Problem statement >> Search the material for the string "color" and copy each line where it occurs.

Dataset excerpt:
***

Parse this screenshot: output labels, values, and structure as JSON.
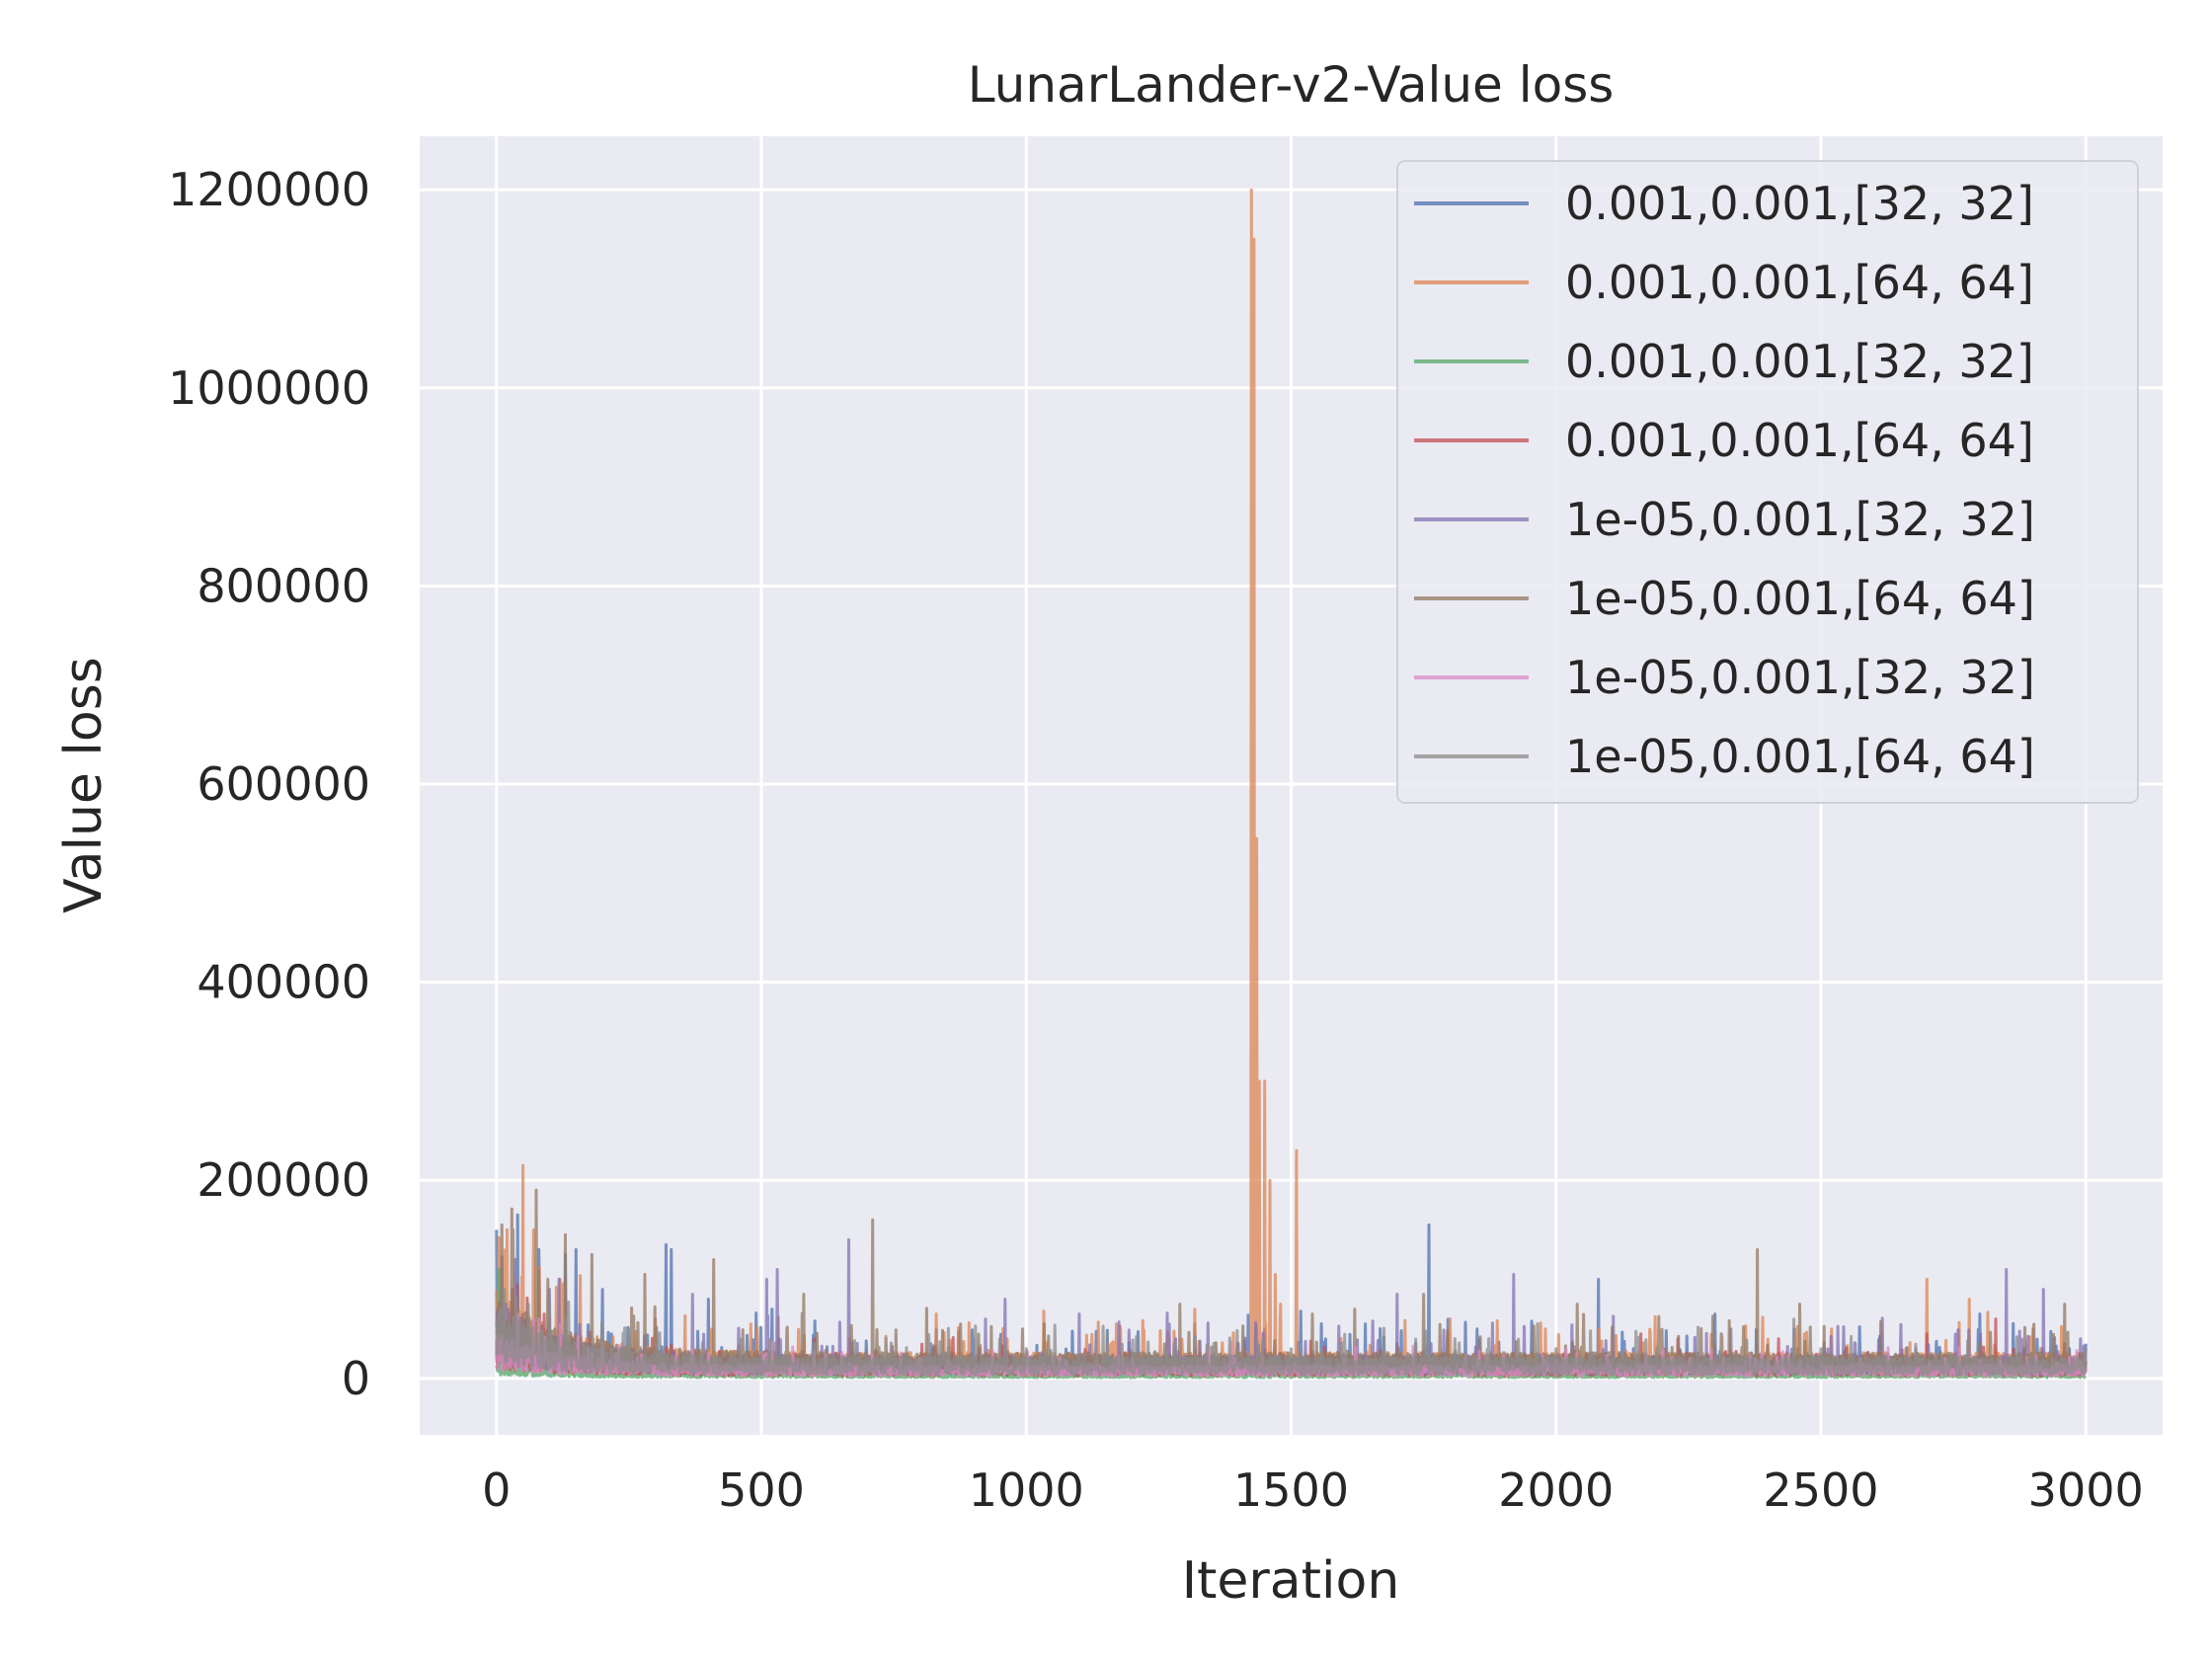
{
  "chart_data": {
    "type": "line",
    "title": "LunarLander-v2-Value loss",
    "xlabel": "Iteration",
    "ylabel": "Value loss",
    "xlim": [
      -145,
      3145
    ],
    "ylim": [
      -57000,
      1254000
    ],
    "xticks": [
      0,
      500,
      1000,
      1500,
      2000,
      2500,
      3000
    ],
    "yticks": [
      0,
      200000,
      400000,
      600000,
      800000,
      1000000,
      1200000
    ],
    "xtick_labels": [
      "0",
      "500",
      "1000",
      "1500",
      "2000",
      "2500",
      "3000"
    ],
    "ytick_labels": [
      "0",
      "200000",
      "400000",
      "600000",
      "800000",
      "1000000",
      "1200000"
    ],
    "grid": true,
    "legend_position": "top-right",
    "series": [
      {
        "name": "0.001,0.001,[32, 32]",
        "color": "#4c72b0",
        "base": 16000,
        "peaks": [
          [
            0,
            150000
          ],
          [
            40,
            165000
          ],
          [
            80,
            130000
          ],
          [
            130,
            125000
          ],
          [
            150,
            130000
          ],
          [
            200,
            90000
          ],
          [
            320,
            135000
          ],
          [
            330,
            130000
          ],
          [
            400,
            80000
          ],
          [
            520,
            70000
          ],
          [
            830,
            50000
          ],
          [
            1450,
            50000
          ],
          [
            1640,
            55000
          ],
          [
            1760,
            155000
          ],
          [
            2080,
            100000
          ],
          [
            2300,
            65000
          ],
          [
            2450,
            50000
          ],
          [
            2800,
            65000
          ],
          [
            3000,
            35000
          ]
        ]
      },
      {
        "name": "0.001,0.001,[64, 64]",
        "color": "#dd8452",
        "base": 18000,
        "peaks": [
          [
            20,
            150000
          ],
          [
            50,
            215000
          ],
          [
            70,
            150000
          ],
          [
            120,
            100000
          ],
          [
            300,
            60000
          ],
          [
            480,
            55000
          ],
          [
            830,
            65000
          ],
          [
            1170,
            55000
          ],
          [
            1425,
            1200000
          ],
          [
            1430,
            1150000
          ],
          [
            1435,
            545000
          ],
          [
            1440,
            300000
          ],
          [
            1450,
            300000
          ],
          [
            1460,
            200000
          ],
          [
            1470,
            105000
          ],
          [
            1480,
            75000
          ],
          [
            1510,
            230000
          ],
          [
            1800,
            60000
          ],
          [
            1980,
            50000
          ],
          [
            2520,
            50000
          ],
          [
            2700,
            100000
          ],
          [
            2780,
            80000
          ],
          [
            2900,
            50000
          ]
        ]
      },
      {
        "name": "0.001,0.001,[32, 32]",
        "color": "#55a868",
        "base": 3000,
        "peaks": [
          [
            5,
            110000
          ],
          [
            10,
            60000
          ],
          [
            30,
            30000
          ],
          [
            60,
            20000
          ],
          [
            100,
            15000
          ],
          [
            200,
            9000
          ]
        ]
      },
      {
        "name": "0.001,0.001,[64, 64]",
        "color": "#c44e52",
        "base": 10000,
        "peaks": [
          [
            30,
            90000
          ],
          [
            100,
            60000
          ],
          [
            600,
            40000
          ],
          [
            1400,
            35000
          ],
          [
            1700,
            35000
          ],
          [
            2160,
            45000
          ],
          [
            2230,
            40000
          ],
          [
            2420,
            40000
          ],
          [
            2700,
            45000
          ],
          [
            2830,
            60000
          ],
          [
            2960,
            35000
          ]
        ]
      },
      {
        "name": "1e-05,0.001,[32, 32]",
        "color": "#8172b3",
        "base": 16000,
        "peaks": [
          [
            35,
            120000
          ],
          [
            100,
            90000
          ],
          [
            370,
            85000
          ],
          [
            510,
            100000
          ],
          [
            530,
            110000
          ],
          [
            665,
            140000
          ],
          [
            960,
            80000
          ],
          [
            1100,
            65000
          ],
          [
            1270,
            55000
          ],
          [
            1700,
            85000
          ],
          [
            1920,
            105000
          ],
          [
            2330,
            50000
          ],
          [
            2850,
            110000
          ],
          [
            2920,
            90000
          ],
          [
            2990,
            40000
          ]
        ]
      },
      {
        "name": "1e-05,0.001,[64, 64]",
        "color": "#937860",
        "base": 18000,
        "peaks": [
          [
            10,
            155000
          ],
          [
            75,
            190000
          ],
          [
            130,
            145000
          ],
          [
            180,
            125000
          ],
          [
            280,
            105000
          ],
          [
            410,
            120000
          ],
          [
            580,
            85000
          ],
          [
            710,
            160000
          ],
          [
            1290,
            75000
          ],
          [
            1540,
            65000
          ],
          [
            1620,
            70000
          ],
          [
            1750,
            85000
          ],
          [
            2040,
            75000
          ],
          [
            2380,
            130000
          ],
          [
            2460,
            75000
          ],
          [
            2960,
            75000
          ]
        ]
      },
      {
        "name": "1e-05,0.001,[32, 32]",
        "color": "#da8bc3",
        "base": 9000,
        "peaks": [
          [
            40,
            65000
          ],
          [
            80,
            60000
          ],
          [
            120,
            55000
          ],
          [
            200,
            35000
          ],
          [
            400,
            25000
          ],
          [
            800,
            20000
          ],
          [
            1200,
            20000
          ],
          [
            1600,
            20000
          ],
          [
            2000,
            18000
          ],
          [
            2400,
            18000
          ],
          [
            2800,
            18000
          ]
        ]
      },
      {
        "name": "1e-05,0.001,[64, 64]",
        "color": "#8c8c8c",
        "base": 15000,
        "peaks": [
          [
            15,
            90000
          ],
          [
            60,
            75000
          ],
          [
            130,
            60000
          ],
          [
            250,
            50000
          ],
          [
            600,
            35000
          ],
          [
            1000,
            30000
          ],
          [
            1500,
            30000
          ],
          [
            2000,
            30000
          ],
          [
            2500,
            30000
          ],
          [
            3000,
            30000
          ]
        ]
      }
    ]
  }
}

***

Completed task >>
        "color": "#4c72b0",
        "color": "#dd8452",
        "color": "#55a868",
        "color": "#c44e52",
        "color": "#8172b3",
        "color": "#937860",
        "color": "#da8bc3",
        "color": "#8c8c8c",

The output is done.